● **SHORT PROBLEM**
Repeat every record below exactly as written.

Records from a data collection

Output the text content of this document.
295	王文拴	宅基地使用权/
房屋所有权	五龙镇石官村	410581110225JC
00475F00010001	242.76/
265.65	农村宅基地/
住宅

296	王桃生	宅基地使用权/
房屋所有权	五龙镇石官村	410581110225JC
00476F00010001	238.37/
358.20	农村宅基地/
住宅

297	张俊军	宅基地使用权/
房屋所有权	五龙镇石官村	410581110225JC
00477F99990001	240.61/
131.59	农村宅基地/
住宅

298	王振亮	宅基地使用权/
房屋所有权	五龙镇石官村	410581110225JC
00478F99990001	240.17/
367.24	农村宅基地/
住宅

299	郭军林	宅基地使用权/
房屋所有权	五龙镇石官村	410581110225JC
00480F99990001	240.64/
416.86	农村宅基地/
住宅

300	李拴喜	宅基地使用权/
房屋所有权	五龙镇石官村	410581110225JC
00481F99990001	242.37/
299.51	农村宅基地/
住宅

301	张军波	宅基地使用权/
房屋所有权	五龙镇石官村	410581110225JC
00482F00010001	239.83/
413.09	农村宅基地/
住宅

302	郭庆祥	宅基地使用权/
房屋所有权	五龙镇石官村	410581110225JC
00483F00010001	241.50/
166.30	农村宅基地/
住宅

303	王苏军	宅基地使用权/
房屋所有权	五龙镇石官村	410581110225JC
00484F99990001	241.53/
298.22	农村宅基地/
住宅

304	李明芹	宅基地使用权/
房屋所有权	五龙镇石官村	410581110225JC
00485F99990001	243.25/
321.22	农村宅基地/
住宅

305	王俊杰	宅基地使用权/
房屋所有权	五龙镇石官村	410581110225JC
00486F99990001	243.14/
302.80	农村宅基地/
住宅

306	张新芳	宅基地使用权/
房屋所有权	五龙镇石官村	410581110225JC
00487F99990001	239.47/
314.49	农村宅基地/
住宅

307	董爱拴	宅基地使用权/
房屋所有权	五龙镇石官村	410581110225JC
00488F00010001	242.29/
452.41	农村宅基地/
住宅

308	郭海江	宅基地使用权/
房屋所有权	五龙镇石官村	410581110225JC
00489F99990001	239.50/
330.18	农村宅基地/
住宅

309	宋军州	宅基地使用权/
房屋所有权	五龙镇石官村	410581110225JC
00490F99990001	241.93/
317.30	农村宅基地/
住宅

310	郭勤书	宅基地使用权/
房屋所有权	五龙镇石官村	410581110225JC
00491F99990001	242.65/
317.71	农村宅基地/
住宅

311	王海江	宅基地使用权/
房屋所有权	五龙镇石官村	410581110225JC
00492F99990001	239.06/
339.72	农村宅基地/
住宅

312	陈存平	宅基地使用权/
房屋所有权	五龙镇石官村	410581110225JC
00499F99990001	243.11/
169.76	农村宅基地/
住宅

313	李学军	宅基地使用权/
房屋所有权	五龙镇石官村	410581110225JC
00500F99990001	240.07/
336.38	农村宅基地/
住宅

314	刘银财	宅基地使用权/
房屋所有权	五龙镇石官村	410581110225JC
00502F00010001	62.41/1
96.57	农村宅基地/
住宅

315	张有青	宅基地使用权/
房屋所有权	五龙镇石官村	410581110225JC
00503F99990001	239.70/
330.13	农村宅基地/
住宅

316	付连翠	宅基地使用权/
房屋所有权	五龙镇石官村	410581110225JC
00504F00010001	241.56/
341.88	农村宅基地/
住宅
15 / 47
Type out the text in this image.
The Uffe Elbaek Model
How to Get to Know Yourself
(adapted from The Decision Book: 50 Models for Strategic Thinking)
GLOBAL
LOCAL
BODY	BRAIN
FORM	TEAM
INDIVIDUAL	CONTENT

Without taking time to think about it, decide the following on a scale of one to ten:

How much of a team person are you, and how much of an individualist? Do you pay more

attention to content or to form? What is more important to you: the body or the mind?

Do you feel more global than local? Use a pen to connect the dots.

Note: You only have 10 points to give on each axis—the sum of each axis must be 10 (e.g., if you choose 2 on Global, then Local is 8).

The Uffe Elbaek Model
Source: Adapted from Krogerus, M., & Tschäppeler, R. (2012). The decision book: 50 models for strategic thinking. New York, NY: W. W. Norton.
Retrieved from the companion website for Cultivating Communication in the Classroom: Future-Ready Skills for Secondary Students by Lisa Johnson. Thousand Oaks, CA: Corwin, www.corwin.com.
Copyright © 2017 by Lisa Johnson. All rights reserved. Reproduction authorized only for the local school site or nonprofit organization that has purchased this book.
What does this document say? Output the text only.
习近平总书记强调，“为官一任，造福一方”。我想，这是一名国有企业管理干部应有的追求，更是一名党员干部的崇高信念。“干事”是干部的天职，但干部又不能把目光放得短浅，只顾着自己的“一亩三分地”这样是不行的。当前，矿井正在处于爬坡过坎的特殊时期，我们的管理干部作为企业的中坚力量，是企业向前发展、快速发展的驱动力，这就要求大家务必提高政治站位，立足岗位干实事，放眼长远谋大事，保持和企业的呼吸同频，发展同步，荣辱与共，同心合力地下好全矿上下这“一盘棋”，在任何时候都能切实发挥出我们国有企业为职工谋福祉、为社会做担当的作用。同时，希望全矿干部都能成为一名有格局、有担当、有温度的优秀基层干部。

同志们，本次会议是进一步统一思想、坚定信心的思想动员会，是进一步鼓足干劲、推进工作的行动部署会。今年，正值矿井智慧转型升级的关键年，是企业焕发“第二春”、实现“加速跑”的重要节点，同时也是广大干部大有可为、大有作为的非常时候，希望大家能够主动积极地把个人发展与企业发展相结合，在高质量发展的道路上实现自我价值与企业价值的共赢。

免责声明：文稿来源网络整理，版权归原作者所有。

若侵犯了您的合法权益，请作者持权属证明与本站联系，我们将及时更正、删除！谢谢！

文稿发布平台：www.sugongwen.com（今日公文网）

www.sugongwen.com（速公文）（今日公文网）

● **RESULT**
Output the text content of this document.
295	王文拴	宅基地使用权/
房屋所有权	五龙镇石官村	410581110225JC
00475F00010001	242.76/
265.65	农村宅基地/
住宅

296	王桃生	宅基地使用权/
房屋所有权	五龙镇石官村	410581110225JC
00476F00010001	238.37/
358.20	农村宅基地/
住宅

297	张俊军	宅基地使用权/
房屋所有权	五龙镇石官村	410581110225JC
00477F99990001	240.61/
131.59	农村宅基地/
住宅

298	王振亮	宅基地使用权/
房屋所有权	五龙镇石官村	410581110225JC
00478F99990001	240.17/
367.24	农村宅基地/
住宅

299	郭军林	宅基地使用权/
房屋所有权	五龙镇石官村	410581110225JC
00480F99990001	240.64/
416.86	农村宅基地/
住宅

300	李拴喜	宅基地使用权/
房屋所有权	五龙镇石官村	410581110225JC
00481F99990001	242.37/
299.51	农村宅基地/
住宅

301	张军波	宅基地使用权/
房屋所有权	五龙镇石官村	410581110225JC
00482F00010001	239.83/
413.09	农村宅基地/
住宅

302	郭庆祥	宅基地使用权/
房屋所有权	五龙镇石官村	410581110225JC
00483F00010001	241.50/
166.30	农村宅基地/
住宅

303	王苏军	宅基地使用权/
房屋所有权	五龙镇石官村	410581110225JC
00484F99990001	241.53/
298.22	农村宅基地/
住宅

304	李明芹	宅基地使用权/
房屋所有权	五龙镇石官村	410581110225JC
00485F99990001	243.25/
321.22	农村宅基地/
住宅

305	王俊杰	宅基地使用权/
房屋所有权	五龙镇石官村	410581110225JC
00486F99990001	243.14/
302.80	农村宅基地/
住宅

306	张新芳	宅基地使用权/
房屋所有权	五龙镇石官村	410581110225JC
00487F99990001	239.47/
314.49	农村宅基地/
住宅

307	董爱拴	宅基地使用权/
房屋所有权	五龙镇石官村	410581110225JC
00488F00010001	242.29/
452.41	农村宅基地/
住宅

308	郭海江	宅基地使用权/
房屋所有权	五龙镇石官村	410581110225JC
00489F99990001	239.50/
330.18	农村宅基地/
住宅

309	宋军州	宅基地使用权/
房屋所有权	五龙镇石官村	410581110225JC
00490F99990001	241.93/
317.30	农村宅基地/
住宅

310	郭勤书	宅基地使用权/
房屋所有权	五龙镇石官村	410581110225JC
00491F99990001	242.65/
317.71	农村宅基地/
住宅

311	王海江	宅基地使用权/
房屋所有权	五龙镇石官村	410581110225JC
00492F99990001	239.06/
339.72	农村宅基地/
住宅

312	陈存平	宅基地使用权/
房屋所有权	五龙镇石官村	410581110225JC
00499F99990001	243.11/
169.76	农村宅基地/
住宅

313	李学军	宅基地使用权/
房屋所有权	五龙镇石官村	410581110225JC
00500F99990001	240.07/
336.38	农村宅基地/
住宅

314	刘银财	宅基地使用权/
房屋所有权	五龙镇石官村	410581110225JC
00502F00010001	62.41/1
96.57	农村宅基地/
住宅

315	张有青	宅基地使用权/
房屋所有权	五龙镇石官村	410581110225JC
00503F99990001	239.70/
330.13	农村宅基地/
住宅

316	付连翠	宅基地使用权/
房屋所有权	五龙镇石官村	410581110225JC
00504F00010001	241.56/
341.88	农村宅基地/
住宅
15 / 47
Type out the text in this image.
The Uffe Elbaek Model
How to Get to Know Yourself
(adapted from The Decision Book: 50 Models for Strategic Thinking)
GLOBAL
LOCAL
BODY	BRAIN
FORM	TEAM
INDIVIDUAL	CONTENT

Without taking time to think about it, decide the following on a scale of one to ten:

How much of a team person are you, and how much of an individualist? Do you pay more

attention to content or to form? What is more important to you: the body or the mind?

Do you feel more global than local? Use a pen to connect the dots.

Note: You only have 10 points to give on each axis—the sum of each axis must be 10 (e.g., if you choose 2 on Global, then Local is 8).

The Uffe Elbaek Model
Source: Adapted from Krogerus, M., & Tschäppeler, R. (2012). The decision book: 50 models for strategic thinking. New York, NY: W. W. Norton.
Retrieved from the companion website for Cultivating Communication in the Classroom: Future-Ready Skills for Secondary Students by Lisa Johnson. Thousand Oaks, CA: Corwin, www.corwin.com.
Copyright © 2017 by Lisa Johnson. All rights reserved. Reproduction authorized only for the local school site or nonprofit organization that has purchased this book.
What does this document say? Output the text only.
习近平总书记强调，“为官一任，造福一方”。我想，这是一名国有企业管理干部应有的追求，更是一名党员干部的崇高信念。“干事”是干部的天职，但干部又不能把目光放得短浅，只顾着自己的“一亩三分地”这样是不行的。当前，矿井正在处于爬坡过坎的特殊时期，我们的管理干部作为企业的中坚力量，是企业向前发展、快速发展的驱动力，这就要求大家务必提高政治站位，立足岗位干实事，放眼长远谋大事，保持和企业的呼吸同频，发展同步，荣辱与共，同心合力地下好全矿上下这“一盘棋”，在任何时候都能切实发挥出我们国有企业为职工谋福祉、为社会做担当的作用。同时，希望全矿干部都能成为一名有格局、有担当、有温度的优秀基层干部。

同志们，本次会议是进一步统一思想、坚定信心的思想动员会，是进一步鼓足干劲、推进工作的行动部署会。今年，正值矿井智慧转型升级的关键年，是企业焕发“第二春”、实现“加速跑”的重要节点，同时也是广大干部大有可为、大有作为的非常时候，希望大家能够主动积极地把个人发展与企业发展相结合，在高质量发展的道路上实现自我价值与企业价值的共赢。

免责声明：文稿来源网络整理，版权归原作者所有。

若侵犯了您的合法权益，请作者持权属证明与本站联系，我们将及时更正、删除！谢谢！

文稿发布平台：www.sugongwen.com（今日公文网）

www.sugongwen.com（速公文）（今日公文网）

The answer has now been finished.